What to produce: Go through the entries below and copy each line containing the word "name".

Supplied data:
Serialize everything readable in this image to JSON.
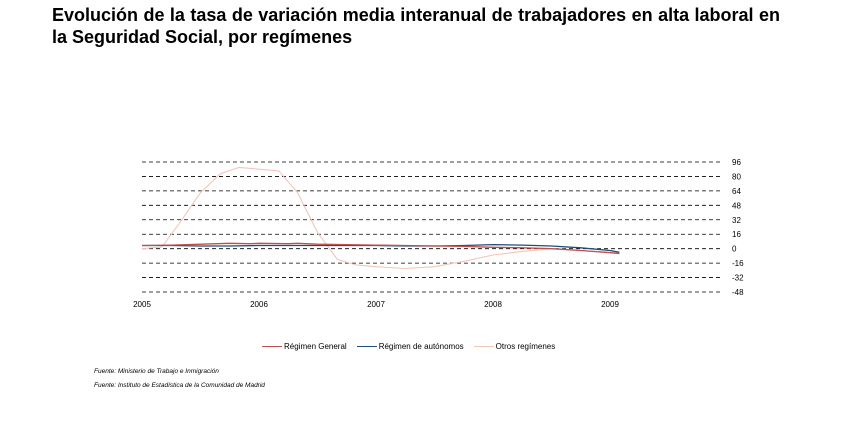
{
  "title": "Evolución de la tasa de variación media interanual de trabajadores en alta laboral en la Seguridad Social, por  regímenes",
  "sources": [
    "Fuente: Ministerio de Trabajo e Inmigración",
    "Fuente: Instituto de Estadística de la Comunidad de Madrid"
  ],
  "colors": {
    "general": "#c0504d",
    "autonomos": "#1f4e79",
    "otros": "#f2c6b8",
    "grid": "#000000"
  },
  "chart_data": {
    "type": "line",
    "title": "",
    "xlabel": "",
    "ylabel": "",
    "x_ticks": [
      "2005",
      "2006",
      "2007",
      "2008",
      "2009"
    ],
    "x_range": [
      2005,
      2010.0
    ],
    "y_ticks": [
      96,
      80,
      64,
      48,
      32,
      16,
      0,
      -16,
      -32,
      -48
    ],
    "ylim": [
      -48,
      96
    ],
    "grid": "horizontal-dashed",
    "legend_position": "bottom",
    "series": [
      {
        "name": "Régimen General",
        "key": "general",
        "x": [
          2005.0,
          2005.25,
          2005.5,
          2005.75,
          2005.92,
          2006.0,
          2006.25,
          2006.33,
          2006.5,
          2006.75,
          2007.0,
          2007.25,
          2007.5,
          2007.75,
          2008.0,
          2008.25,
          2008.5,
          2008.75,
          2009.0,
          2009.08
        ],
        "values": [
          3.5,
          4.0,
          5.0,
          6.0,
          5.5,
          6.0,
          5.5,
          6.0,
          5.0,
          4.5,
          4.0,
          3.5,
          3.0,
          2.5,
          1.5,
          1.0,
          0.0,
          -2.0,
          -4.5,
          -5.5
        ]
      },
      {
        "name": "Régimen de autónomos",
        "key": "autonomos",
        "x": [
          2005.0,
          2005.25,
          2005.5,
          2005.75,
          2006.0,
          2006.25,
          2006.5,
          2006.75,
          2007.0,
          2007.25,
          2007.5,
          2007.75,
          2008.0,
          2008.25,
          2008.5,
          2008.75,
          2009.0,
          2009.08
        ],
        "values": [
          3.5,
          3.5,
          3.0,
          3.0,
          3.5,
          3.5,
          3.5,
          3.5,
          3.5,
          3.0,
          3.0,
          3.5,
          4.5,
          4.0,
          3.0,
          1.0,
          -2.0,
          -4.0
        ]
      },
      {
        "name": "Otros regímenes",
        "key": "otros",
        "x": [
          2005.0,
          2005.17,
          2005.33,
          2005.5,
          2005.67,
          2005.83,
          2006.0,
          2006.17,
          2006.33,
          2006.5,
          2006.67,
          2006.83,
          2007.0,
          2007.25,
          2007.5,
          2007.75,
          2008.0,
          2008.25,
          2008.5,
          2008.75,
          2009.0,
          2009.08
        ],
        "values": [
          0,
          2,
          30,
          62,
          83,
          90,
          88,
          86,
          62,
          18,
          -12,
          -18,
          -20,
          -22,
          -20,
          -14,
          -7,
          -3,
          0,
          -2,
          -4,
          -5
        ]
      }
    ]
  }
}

Result below:
        "name": "Régimen General",
        "name": "Régimen de autónomos",
        "name": "Otros regímenes",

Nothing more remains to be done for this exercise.